**PETUNJUK LATIHAN:** Tulis ulang bagian berita unjuk rasa buruh Jombang, mulai dari "Dalam aksinya, mereka" sampai dengan "Sandi, Korlap aksi.". Ganti "pengeras suara" dengan "mikrofon".

**KUTIPAN TEKS:**
JOMBANG, (kabarjombang.com) – Ratusan buruh dari 11 perusahaan di Kota Santri ini menggelar aksi unjuk rasa di depan kantor Pemkab Jombang di Jl KH Wahid Hasyim, Kamis (22/10/2015). Massa menuntut agar Bupati Jombang ikut menolak Rancangan Peraturan Pemerintah (RPP) Pengupahan yang dinilai merugikan kaum buruh.
Dalam aksinya, mereka berorasi dengan pengeras suara dengan penjagaan ketat dari puluhan anggota polisi. “Kami menolak penetapan RPP tentang pengupahan yang diusulkan pemerintah yang isinya bertentangan dengan hak kaum buruh,” kata Heru Sandi, Korlap aksi.
Menurutnya, penolakan buruh Jombang terhadap RPP Pengupahan itu bukan tanpa alasan. Pasalnya, jika upah buruh dihitung menggunakan formula dalam RPP tersebut, maka nilai UMK 2016 di Kota Santri ini bakal terlalu kecil.
“UMK yang berjalan dihitung sebagai KHL ditambahkan inflasi dan pertumbuhan ekonomi. Kalau menggunakan rumusan itu, UMK Jombang berkisar antara Rp 1,9 hingga 2 juta. Angka tersebut kurang layak,” ujarnya.
Heru menuturkan, UMK yang dinilai layak bagi kaum buruh di Jombang sebesar Rp 2,7 juta. Angka tersebut naik dari UMK 2015 yang ditetapkan Gubenur Jatim sebesar Rp 1,725 juta.

**DATA TERCATAT:**
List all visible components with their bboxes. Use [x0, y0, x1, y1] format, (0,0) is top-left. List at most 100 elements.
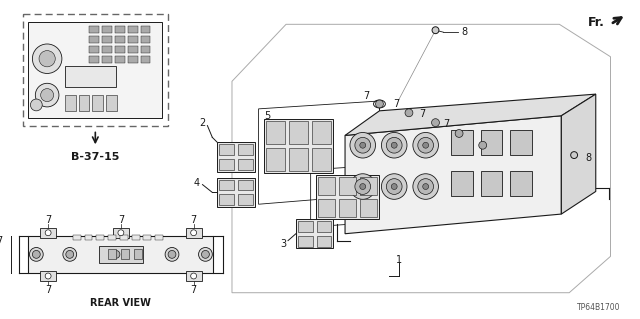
Bar [84, 235, 92, 240]
Bar [22, 14, 168, 126]
Bar [65, 95, 76, 111]
Bar [102, 56, 112, 63]
Bar [106, 95, 117, 111]
Circle shape [41, 89, 54, 101]
Bar [128, 56, 138, 63]
Bar [289, 121, 308, 144]
Text: Fr.: Fr. [588, 16, 605, 29]
Bar [238, 144, 253, 155]
Polygon shape [345, 116, 561, 234]
Bar [102, 36, 112, 43]
Circle shape [118, 230, 124, 236]
Circle shape [39, 51, 55, 67]
Bar [90, 26, 99, 33]
Bar [113, 228, 129, 238]
Bar [317, 199, 335, 217]
Bar [141, 36, 150, 43]
Circle shape [350, 174, 376, 199]
Text: 7: 7 [393, 99, 399, 109]
Text: 7: 7 [419, 109, 426, 119]
Bar [238, 194, 253, 205]
Text: 7: 7 [364, 91, 370, 101]
Bar [40, 228, 56, 238]
Bar [312, 148, 332, 171]
Bar [186, 271, 202, 281]
Bar [238, 159, 253, 170]
Bar [141, 56, 150, 63]
Bar [266, 148, 285, 171]
Bar [115, 26, 125, 33]
Circle shape [35, 83, 59, 107]
Text: 7: 7 [45, 215, 51, 225]
Bar [264, 119, 333, 173]
Bar [298, 221, 312, 232]
Bar [219, 180, 234, 190]
Bar [90, 56, 99, 63]
Text: 7: 7 [467, 130, 473, 140]
Text: 4: 4 [193, 178, 200, 188]
Circle shape [381, 132, 407, 158]
Bar [141, 46, 150, 53]
Bar [102, 26, 112, 33]
Circle shape [431, 119, 440, 127]
Circle shape [376, 100, 383, 108]
Text: 3: 3 [280, 239, 286, 249]
Text: TP64B1700: TP64B1700 [577, 303, 620, 312]
Bar [360, 177, 378, 195]
Circle shape [31, 99, 42, 111]
Bar [73, 235, 81, 240]
Circle shape [191, 230, 196, 236]
Polygon shape [345, 94, 596, 135]
Bar [451, 171, 473, 197]
Circle shape [422, 142, 429, 148]
Bar [481, 130, 502, 155]
Circle shape [202, 250, 209, 258]
Circle shape [109, 248, 123, 261]
Circle shape [165, 248, 179, 261]
Bar [134, 249, 141, 259]
Bar [219, 194, 234, 205]
Circle shape [33, 250, 40, 258]
Circle shape [112, 250, 120, 258]
Bar [132, 235, 140, 240]
Bar [120, 235, 128, 240]
Bar [266, 121, 285, 144]
Bar [40, 271, 56, 281]
Bar [121, 249, 129, 259]
Bar [99, 246, 143, 263]
Circle shape [413, 174, 438, 199]
Bar [115, 36, 125, 43]
Bar [128, 36, 138, 43]
Bar [217, 142, 255, 172]
Bar [238, 180, 253, 190]
Bar [219, 144, 234, 155]
Circle shape [191, 273, 196, 279]
Circle shape [360, 184, 365, 189]
Bar [510, 130, 532, 155]
Circle shape [405, 109, 413, 117]
Text: 8: 8 [585, 153, 591, 163]
Circle shape [413, 132, 438, 158]
Bar [92, 95, 103, 111]
Bar [339, 177, 356, 195]
Text: 7: 7 [0, 236, 2, 246]
Circle shape [63, 248, 77, 261]
Circle shape [168, 250, 176, 258]
Text: 7: 7 [118, 215, 124, 225]
Bar [451, 130, 473, 155]
Bar [219, 159, 234, 170]
Circle shape [391, 142, 397, 148]
Bar [128, 46, 138, 53]
Bar [141, 26, 150, 33]
Text: B-37-15: B-37-15 [71, 152, 120, 162]
Circle shape [350, 132, 376, 158]
Circle shape [571, 152, 577, 159]
Bar [360, 199, 378, 217]
Bar [298, 236, 312, 247]
Bar [108, 235, 116, 240]
Text: 6: 6 [387, 185, 392, 196]
Circle shape [418, 179, 433, 194]
Text: 8: 8 [461, 27, 467, 37]
Circle shape [45, 273, 51, 279]
Bar [316, 175, 380, 219]
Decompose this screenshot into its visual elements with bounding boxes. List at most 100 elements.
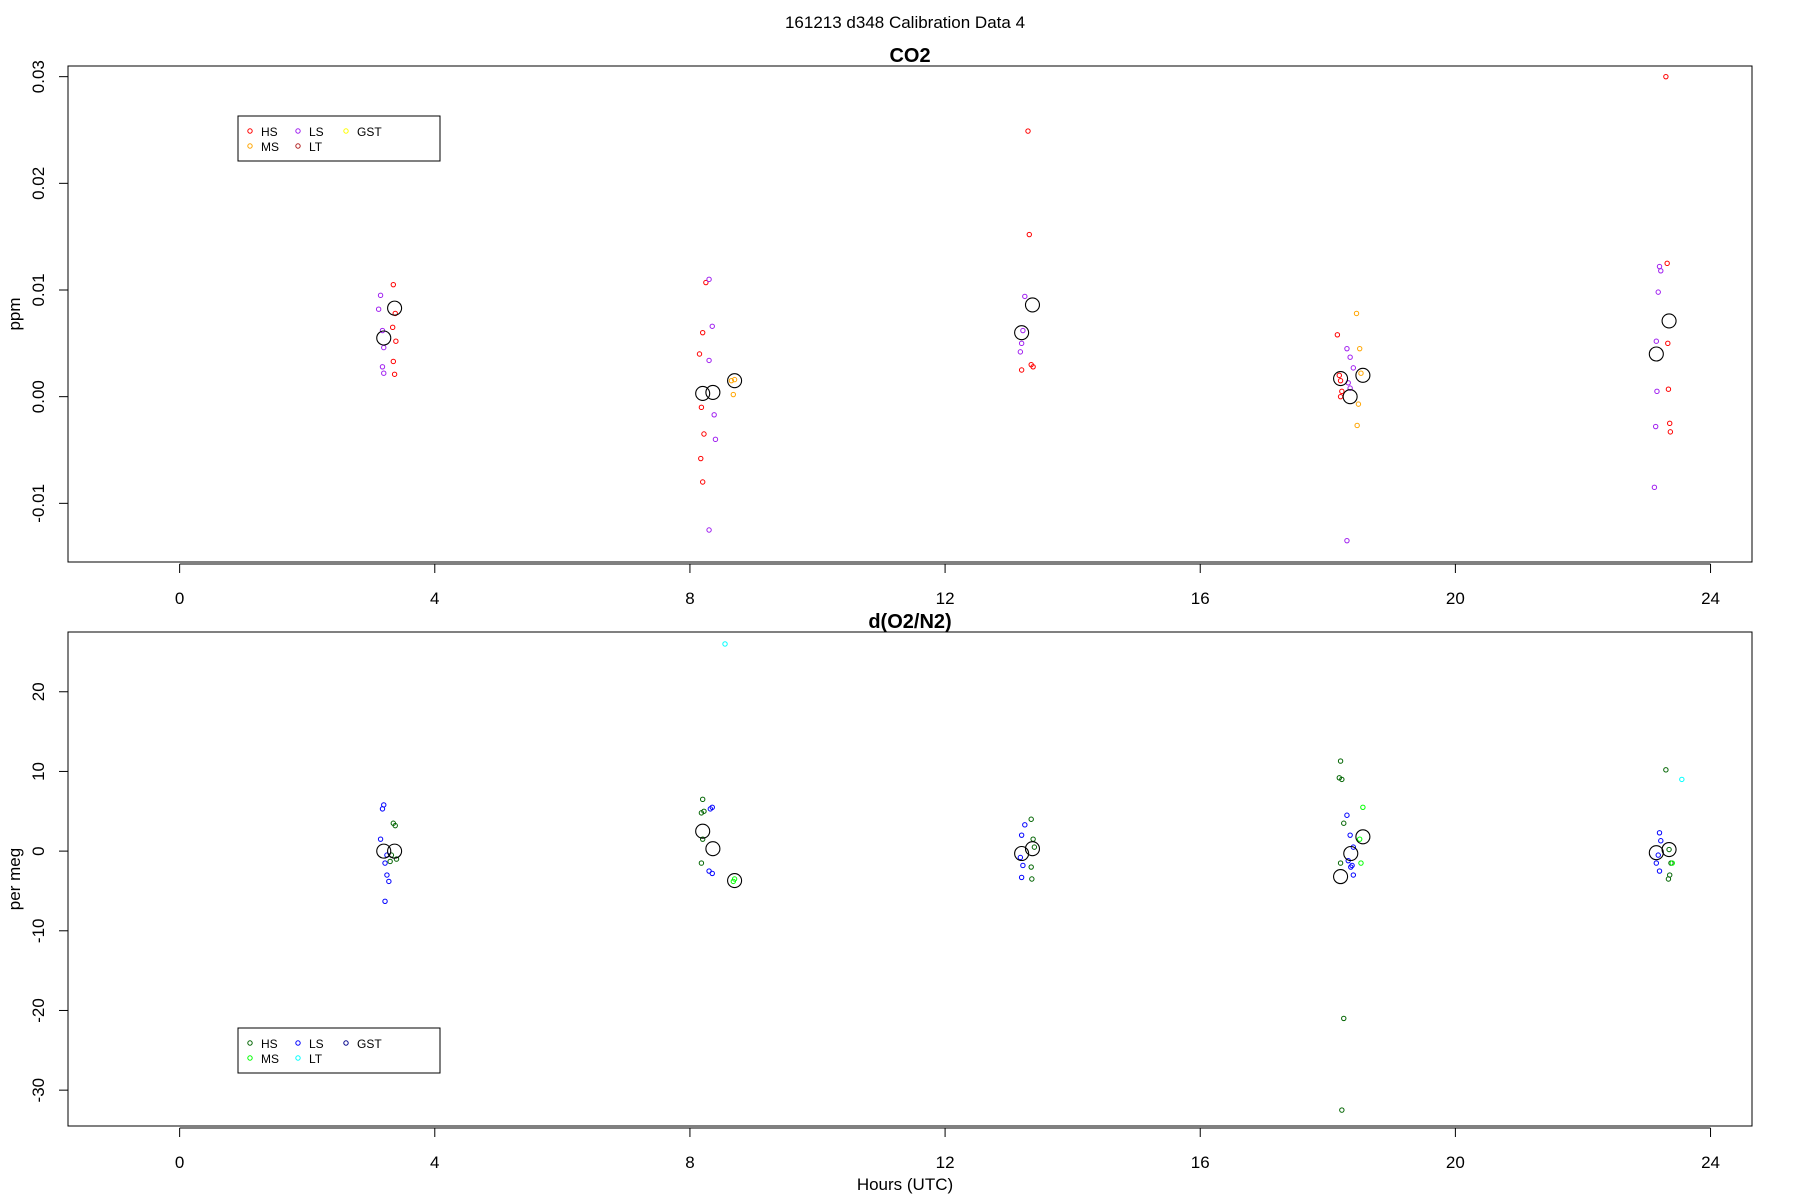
o2n2-point-ls [1017, 854, 1024, 861]
o2n2-panel: d(O2/N2) per meg 0 4 8 12 16 20 24 -30 -20 -10 0 10 20… [5, 611, 1753, 1172]
co2-point-ls [1347, 354, 1353, 360]
o2n2-title: d(O2/N2) [868, 611, 951, 633]
co2-point-hs [392, 310, 398, 317]
co2-point-mean [1355, 367, 1371, 383]
co2-point-ls [1656, 263, 1663, 270]
o2n2-point-hs [699, 836, 706, 842]
o2n2-point-ls [1350, 844, 1357, 850]
co2-point-mean [1024, 297, 1041, 313]
co2-x-tick-label: 24 [1701, 589, 1720, 608]
co2-point-ls [381, 344, 387, 351]
o2n2-y-tick-label: -30 [29, 1078, 48, 1103]
co2-y-axis-label: ppm [5, 297, 24, 330]
o2n2-point-mean [1661, 841, 1677, 858]
co2-point-ms [1357, 345, 1363, 352]
co2-point-ls [377, 292, 384, 299]
co2-x-tick-label: 0 [175, 589, 184, 608]
co2-point-hs [699, 329, 706, 336]
co2-point-ls [1350, 365, 1357, 371]
figure-x-axis-label: Hours (UTC) [857, 1175, 953, 1194]
co2-point-hs [703, 279, 709, 286]
o2n2-y-tick-label: 20 [29, 682, 48, 701]
o2n2-point-hs [1663, 767, 1669, 773]
co2-point-ls [1654, 388, 1660, 395]
co2-point-mean [1661, 313, 1677, 329]
o2n2-point-ls [382, 898, 388, 905]
co2-y-tick-label: 0.03 [29, 60, 48, 93]
co2-point-hs [698, 404, 705, 411]
co2-point-ms [730, 391, 737, 398]
co2-point-ms [731, 376, 738, 383]
co2-point-mean [1342, 389, 1358, 405]
o2n2-point-ls [1348, 864, 1354, 870]
co2-point-ls [1344, 537, 1350, 544]
o2n2-point-ls [1347, 832, 1353, 838]
o2n2-x-tick-label: 8 [685, 1153, 694, 1172]
co2-point-ls [712, 436, 719, 443]
co2-point-ms [1353, 310, 1360, 317]
co2-point-hs [1667, 429, 1674, 435]
co2-legend-marker [295, 128, 301, 134]
o2n2-legend-box [237, 1027, 441, 1074]
co2-point-hs [1336, 372, 1342, 379]
o2n2-point-ls [1018, 832, 1025, 838]
o2n2-point-hs [1031, 844, 1038, 850]
o2n2-point-lt [1679, 776, 1685, 783]
co2-point-mean [1648, 346, 1664, 362]
co2-point-ls [375, 306, 382, 312]
co2-x-tick-label: 20 [1446, 589, 1465, 608]
o2n2-point-ls [1653, 860, 1660, 866]
co2-point-ls [706, 527, 712, 533]
o2n2-point-ms [730, 878, 737, 885]
o2n2-legend-label: MS [261, 1052, 279, 1066]
o2n2-legend-label: GST [357, 1037, 382, 1051]
o2n2-point-hs [1028, 816, 1034, 822]
co2-point-ls [706, 357, 712, 364]
co2-point-hs [1664, 260, 1670, 267]
o2n2-legend-label: HS [261, 1037, 278, 1051]
o2n2-point-hs [1337, 758, 1344, 764]
co2-legend-marker [343, 128, 349, 134]
o2n2-x-tick-label: 24 [1701, 1153, 1720, 1172]
o2n2-point-mean [1343, 845, 1359, 862]
co2-point-ls [1658, 268, 1664, 274]
co2-panel: CO2 ppm 0 4 8 12 16 20 24 -0.01 0.00 0.01 0.02 0.03 HS… [5, 45, 1753, 608]
o2n2-legend-label: LT [309, 1052, 323, 1066]
co2-point-ls [1653, 338, 1660, 344]
co2-x-tick-label: 12 [936, 589, 955, 608]
co2-point-hs [1030, 364, 1036, 370]
o2n2-point-ls [1656, 830, 1663, 836]
o2n2-point-lt [722, 641, 728, 647]
o2n2-point-ls [1655, 852, 1661, 858]
co2-legend-marker [247, 143, 253, 149]
co2-point-hs [1334, 332, 1341, 338]
co2-point-mean [727, 373, 743, 389]
o2n2-point-mean [705, 841, 721, 857]
co2-point-ms [1355, 401, 1362, 407]
o2n2-point-hs [387, 858, 393, 865]
o2n2-point-ls [1020, 862, 1026, 869]
co2-point-hs [1339, 388, 1345, 395]
o2n2-x-tick-label: 4 [430, 1153, 439, 1172]
co2-legend-label: LT [309, 140, 323, 154]
co2-point-hs [1018, 367, 1025, 373]
co2-point-ls [1655, 289, 1661, 295]
o2n2-point-ls [377, 836, 384, 842]
o2n2-point-ls [1344, 812, 1350, 818]
o2n2-y-tick-label: 0 [29, 846, 48, 855]
o2n2-point-ls [382, 860, 388, 866]
co2-y-tick-label: 0.02 [29, 167, 48, 200]
co2-point-ls [1020, 327, 1026, 334]
co2-title: CO2 [889, 45, 930, 67]
co2-point-hs [1337, 393, 1344, 400]
co2-point-hs [1026, 231, 1032, 238]
co2-y-tick-label: -0.01 [29, 484, 48, 523]
co2-point-hs [1667, 420, 1673, 427]
co2-x-tick-label: 4 [430, 589, 439, 608]
o2n2-x-tick-label: 20 [1446, 1153, 1465, 1172]
o2n2-point-mean [1648, 845, 1664, 861]
o2n2-point-mean [1333, 869, 1349, 885]
co2-point-ms [1358, 370, 1364, 376]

**HASIL:**
Dalam aksinya, mereka berorasi dengan mikrofon dengan penjagaan ketat dari puluhan anggota polisi. “Kami menolak penetapan RPP tentang pengupahan yang diusulkan pemerintah yang isinya bertentangan dengan hak kaum buruh,” kata Heru Sandi, Korlap aksi.